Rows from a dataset
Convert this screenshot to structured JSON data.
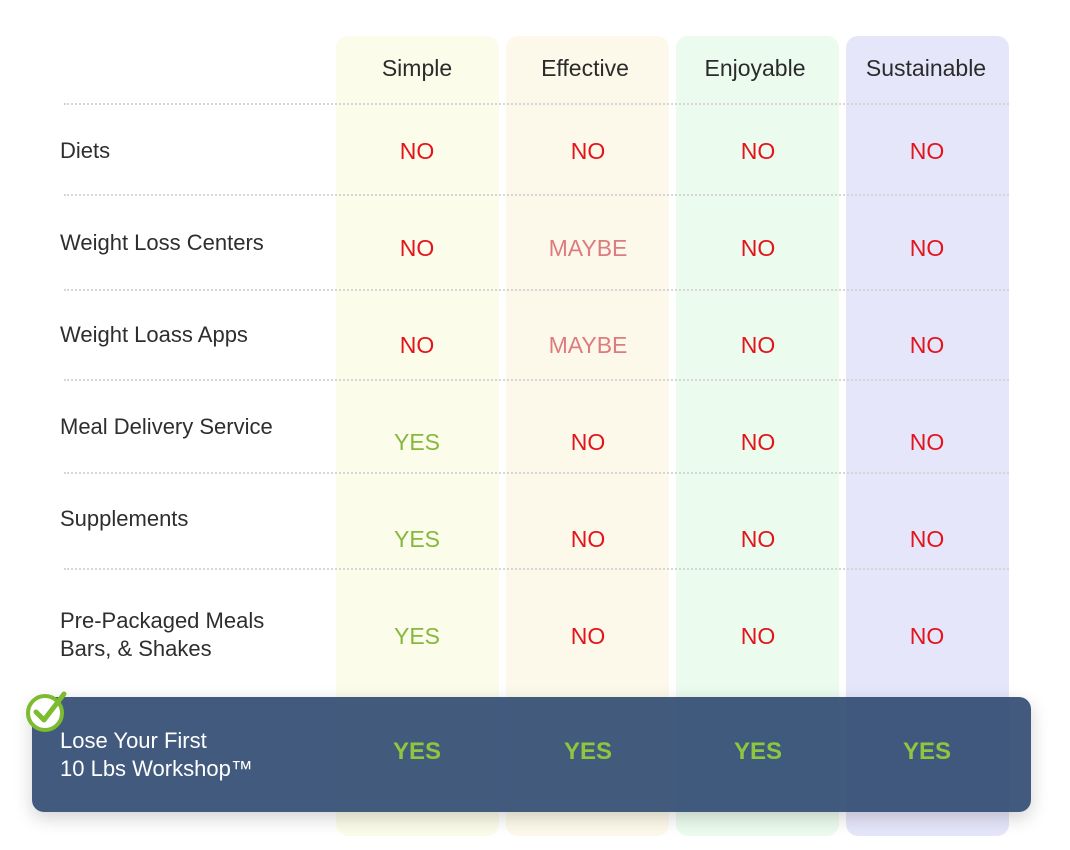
{
  "columns": [
    "Simple",
    "Effective",
    "Enjoyable",
    "Sustainable"
  ],
  "rows": [
    {
      "label_line1": "Diets",
      "label_line2": "",
      "values": [
        "NO",
        "NO",
        "NO",
        "NO"
      ]
    },
    {
      "label_line1": "Weight Loss Centers",
      "label_line2": "",
      "values": [
        "NO",
        "MAYBE",
        "NO",
        "NO"
      ]
    },
    {
      "label_line1": "Weight Loass Apps",
      "label_line2": "",
      "values": [
        "NO",
        "MAYBE",
        "NO",
        "NO"
      ]
    },
    {
      "label_line1": "Meal Delivery Service",
      "label_line2": "",
      "values": [
        "YES",
        "NO",
        "NO",
        "NO"
      ]
    },
    {
      "label_line1": "Supplements",
      "label_line2": "",
      "values": [
        "YES",
        "NO",
        "NO",
        "NO"
      ]
    },
    {
      "label_line1": "Pre-Packaged Meals",
      "label_line2": "Bars, & Shakes",
      "values": [
        "YES",
        "NO",
        "NO",
        "NO"
      ]
    }
  ],
  "highlight": {
    "label_line1": "Lose Your First",
    "label_line2": "10 Lbs Workshop™",
    "values": [
      "YES",
      "YES",
      "YES",
      "YES"
    ]
  },
  "colors": {
    "no": "#e3141c",
    "maybe": "#de7b7e",
    "yes": "#86b83f",
    "highlight_bg": "#2e4870",
    "check": "#7dbb2f"
  },
  "icons": {
    "highlight_marker": "checkmark-circle-icon"
  }
}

* **Prompt**: Output the lines above in full and exactly as given, omitting any pictures.

* **Expected output**:
Convert this screenshot to structured JSON data.
{
  "columns": [
    "Simple",
    "Effective",
    "Enjoyable",
    "Sustainable"
  ],
  "rows": [
    {
      "label_line1": "Diets",
      "label_line2": "",
      "values": [
        "NO",
        "NO",
        "NO",
        "NO"
      ]
    },
    {
      "label_line1": "Weight Loss Centers",
      "label_line2": "",
      "values": [
        "NO",
        "MAYBE",
        "NO",
        "NO"
      ]
    },
    {
      "label_line1": "Weight Loass Apps",
      "label_line2": "",
      "values": [
        "NO",
        "MAYBE",
        "NO",
        "NO"
      ]
    },
    {
      "label_line1": "Meal Delivery Service",
      "label_line2": "",
      "values": [
        "YES",
        "NO",
        "NO",
        "NO"
      ]
    },
    {
      "label_line1": "Supplements",
      "label_line2": "",
      "values": [
        "YES",
        "NO",
        "NO",
        "NO"
      ]
    },
    {
      "label_line1": "Pre-Packaged Meals",
      "label_line2": "Bars, & Shakes",
      "values": [
        "YES",
        "NO",
        "NO",
        "NO"
      ]
    }
  ],
  "highlight": {
    "label_line1": "Lose Your First",
    "label_line2": "10 Lbs Workshop™",
    "values": [
      "YES",
      "YES",
      "YES",
      "YES"
    ]
  },
  "colors": {
    "no": "#e3141c",
    "maybe": "#de7b7e",
    "yes": "#86b83f",
    "highlight_bg": "#2e4870",
    "check": "#7dbb2f"
  },
  "icons": {
    "highlight_marker": "checkmark-circle-icon"
  }
}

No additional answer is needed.